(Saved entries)
────────────────────────────────────────
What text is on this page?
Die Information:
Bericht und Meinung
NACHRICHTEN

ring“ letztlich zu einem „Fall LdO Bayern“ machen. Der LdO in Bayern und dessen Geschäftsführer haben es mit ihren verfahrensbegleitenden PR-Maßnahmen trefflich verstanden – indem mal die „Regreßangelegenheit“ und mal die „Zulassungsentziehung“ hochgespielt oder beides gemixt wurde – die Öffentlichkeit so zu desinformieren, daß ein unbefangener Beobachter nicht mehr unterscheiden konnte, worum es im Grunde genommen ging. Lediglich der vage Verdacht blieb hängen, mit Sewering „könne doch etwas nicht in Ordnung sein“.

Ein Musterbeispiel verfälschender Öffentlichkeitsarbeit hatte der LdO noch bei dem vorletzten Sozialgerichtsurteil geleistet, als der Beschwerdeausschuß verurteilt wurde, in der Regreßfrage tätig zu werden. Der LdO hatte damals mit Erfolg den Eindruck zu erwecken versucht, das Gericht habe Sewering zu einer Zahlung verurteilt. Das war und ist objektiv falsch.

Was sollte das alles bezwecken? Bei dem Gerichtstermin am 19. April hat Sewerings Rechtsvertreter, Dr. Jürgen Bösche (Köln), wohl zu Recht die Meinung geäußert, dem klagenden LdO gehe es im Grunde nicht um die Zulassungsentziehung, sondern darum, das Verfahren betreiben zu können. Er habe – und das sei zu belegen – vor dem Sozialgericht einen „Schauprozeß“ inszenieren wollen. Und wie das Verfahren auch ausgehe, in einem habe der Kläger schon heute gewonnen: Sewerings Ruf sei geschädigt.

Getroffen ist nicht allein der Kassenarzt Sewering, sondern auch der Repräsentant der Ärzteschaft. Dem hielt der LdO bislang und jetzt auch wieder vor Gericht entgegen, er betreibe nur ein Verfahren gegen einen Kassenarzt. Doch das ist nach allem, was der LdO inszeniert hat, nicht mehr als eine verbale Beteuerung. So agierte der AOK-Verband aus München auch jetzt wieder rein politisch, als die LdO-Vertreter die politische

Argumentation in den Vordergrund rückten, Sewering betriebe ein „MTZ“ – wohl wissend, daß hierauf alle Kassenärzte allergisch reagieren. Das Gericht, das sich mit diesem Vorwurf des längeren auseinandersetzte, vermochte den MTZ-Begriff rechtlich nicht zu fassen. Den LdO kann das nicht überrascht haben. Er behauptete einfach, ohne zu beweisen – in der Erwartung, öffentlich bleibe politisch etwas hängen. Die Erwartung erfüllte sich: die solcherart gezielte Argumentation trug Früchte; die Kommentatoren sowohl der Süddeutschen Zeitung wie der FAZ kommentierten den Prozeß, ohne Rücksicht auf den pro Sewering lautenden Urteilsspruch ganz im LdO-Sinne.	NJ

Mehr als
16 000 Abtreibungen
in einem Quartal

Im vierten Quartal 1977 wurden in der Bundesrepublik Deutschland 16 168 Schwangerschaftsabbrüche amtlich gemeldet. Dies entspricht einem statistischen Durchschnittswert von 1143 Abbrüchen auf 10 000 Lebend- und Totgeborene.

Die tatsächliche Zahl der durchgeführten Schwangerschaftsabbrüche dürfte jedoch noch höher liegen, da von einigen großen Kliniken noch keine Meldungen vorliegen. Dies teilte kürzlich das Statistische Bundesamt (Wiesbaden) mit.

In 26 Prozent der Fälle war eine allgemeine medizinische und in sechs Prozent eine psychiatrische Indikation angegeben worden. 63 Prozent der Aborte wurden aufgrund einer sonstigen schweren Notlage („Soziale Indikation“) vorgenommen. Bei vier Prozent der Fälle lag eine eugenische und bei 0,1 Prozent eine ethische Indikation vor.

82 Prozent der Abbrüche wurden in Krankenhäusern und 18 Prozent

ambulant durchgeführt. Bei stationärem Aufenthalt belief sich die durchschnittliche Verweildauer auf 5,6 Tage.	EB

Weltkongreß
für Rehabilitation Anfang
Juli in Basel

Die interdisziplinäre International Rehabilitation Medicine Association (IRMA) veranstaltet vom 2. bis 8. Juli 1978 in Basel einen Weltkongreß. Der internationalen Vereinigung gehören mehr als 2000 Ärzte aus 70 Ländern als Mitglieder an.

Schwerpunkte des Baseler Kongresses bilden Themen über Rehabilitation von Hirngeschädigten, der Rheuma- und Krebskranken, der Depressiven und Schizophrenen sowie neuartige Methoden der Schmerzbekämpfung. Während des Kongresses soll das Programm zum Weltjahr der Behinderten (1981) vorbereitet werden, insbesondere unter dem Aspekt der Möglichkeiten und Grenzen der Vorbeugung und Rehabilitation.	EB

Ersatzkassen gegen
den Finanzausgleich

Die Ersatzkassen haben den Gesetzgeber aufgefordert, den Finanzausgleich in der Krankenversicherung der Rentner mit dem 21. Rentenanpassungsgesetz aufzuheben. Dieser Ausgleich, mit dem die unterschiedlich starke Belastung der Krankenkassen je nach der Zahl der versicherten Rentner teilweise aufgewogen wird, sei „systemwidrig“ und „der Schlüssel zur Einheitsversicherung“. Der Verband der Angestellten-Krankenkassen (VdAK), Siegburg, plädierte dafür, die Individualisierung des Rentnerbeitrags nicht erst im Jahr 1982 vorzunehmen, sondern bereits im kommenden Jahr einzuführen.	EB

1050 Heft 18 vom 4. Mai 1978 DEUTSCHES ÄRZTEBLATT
────────────────────────────────────────
TRY IT –
State the number of lines in the data that contain the word "Juli", offering no other text.

ANSWER –
2